## Begin ITEMS

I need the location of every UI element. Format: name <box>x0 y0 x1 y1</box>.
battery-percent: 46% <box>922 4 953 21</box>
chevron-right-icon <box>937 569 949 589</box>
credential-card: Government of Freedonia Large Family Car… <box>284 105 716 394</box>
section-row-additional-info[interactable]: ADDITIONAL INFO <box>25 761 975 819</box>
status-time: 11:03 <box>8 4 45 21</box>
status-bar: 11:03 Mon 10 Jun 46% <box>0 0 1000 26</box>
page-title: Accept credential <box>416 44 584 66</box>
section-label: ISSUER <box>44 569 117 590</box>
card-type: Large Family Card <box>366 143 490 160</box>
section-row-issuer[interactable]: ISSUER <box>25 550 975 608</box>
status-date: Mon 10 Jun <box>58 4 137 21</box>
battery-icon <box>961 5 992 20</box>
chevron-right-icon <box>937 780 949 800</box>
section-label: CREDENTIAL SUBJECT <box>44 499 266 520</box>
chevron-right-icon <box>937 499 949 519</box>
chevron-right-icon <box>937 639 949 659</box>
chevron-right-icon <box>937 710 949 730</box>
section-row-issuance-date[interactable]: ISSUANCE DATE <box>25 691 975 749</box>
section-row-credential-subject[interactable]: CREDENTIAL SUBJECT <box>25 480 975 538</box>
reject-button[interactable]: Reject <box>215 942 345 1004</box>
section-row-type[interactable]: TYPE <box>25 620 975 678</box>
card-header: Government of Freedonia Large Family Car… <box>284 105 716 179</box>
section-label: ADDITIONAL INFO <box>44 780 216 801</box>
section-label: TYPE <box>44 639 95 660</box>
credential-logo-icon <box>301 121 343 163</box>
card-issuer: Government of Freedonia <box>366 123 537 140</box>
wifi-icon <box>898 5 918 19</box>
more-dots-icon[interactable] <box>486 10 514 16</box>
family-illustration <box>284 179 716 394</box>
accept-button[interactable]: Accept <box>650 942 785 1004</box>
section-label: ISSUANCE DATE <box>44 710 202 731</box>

## End ITEMS

◆ **WRITTEN EXERCISE**: Copy every line of the listing above word for word, keeping each name and its coordinates unchanged.

◆ **CORRECT RESULT**:
I need the location of every UI element. Format: name <box>x0 y0 x1 y1</box>.
battery-percent: 46% <box>922 4 953 21</box>
chevron-right-icon <box>937 569 949 589</box>
credential-card: Government of Freedonia Large Family Car… <box>284 105 716 394</box>
section-row-additional-info[interactable]: ADDITIONAL INFO <box>25 761 975 819</box>
status-time: 11:03 <box>8 4 45 21</box>
status-bar: 11:03 Mon 10 Jun 46% <box>0 0 1000 26</box>
page-title: Accept credential <box>416 44 584 66</box>
section-label: ISSUER <box>44 569 117 590</box>
card-type: Large Family Card <box>366 143 490 160</box>
section-row-issuer[interactable]: ISSUER <box>25 550 975 608</box>
status-date: Mon 10 Jun <box>58 4 137 21</box>
battery-icon <box>961 5 992 20</box>
chevron-right-icon <box>937 780 949 800</box>
section-label: CREDENTIAL SUBJECT <box>44 499 266 520</box>
chevron-right-icon <box>937 499 949 519</box>
chevron-right-icon <box>937 639 949 659</box>
chevron-right-icon <box>937 710 949 730</box>
section-row-issuance-date[interactable]: ISSUANCE DATE <box>25 691 975 749</box>
section-row-credential-subject[interactable]: CREDENTIAL SUBJECT <box>25 480 975 538</box>
reject-button[interactable]: Reject <box>215 942 345 1004</box>
section-row-type[interactable]: TYPE <box>25 620 975 678</box>
card-header: Government of Freedonia Large Family Car… <box>284 105 716 179</box>
section-label: ADDITIONAL INFO <box>44 780 216 801</box>
section-label: TYPE <box>44 639 95 660</box>
credential-logo-icon <box>301 121 343 163</box>
card-issuer: Government of Freedonia <box>366 123 537 140</box>
wifi-icon <box>898 5 918 19</box>
more-dots-icon[interactable] <box>486 10 514 16</box>
family-illustration <box>284 179 716 394</box>
accept-button[interactable]: Accept <box>650 942 785 1004</box>
section-label: ISSUANCE DATE <box>44 710 202 731</box>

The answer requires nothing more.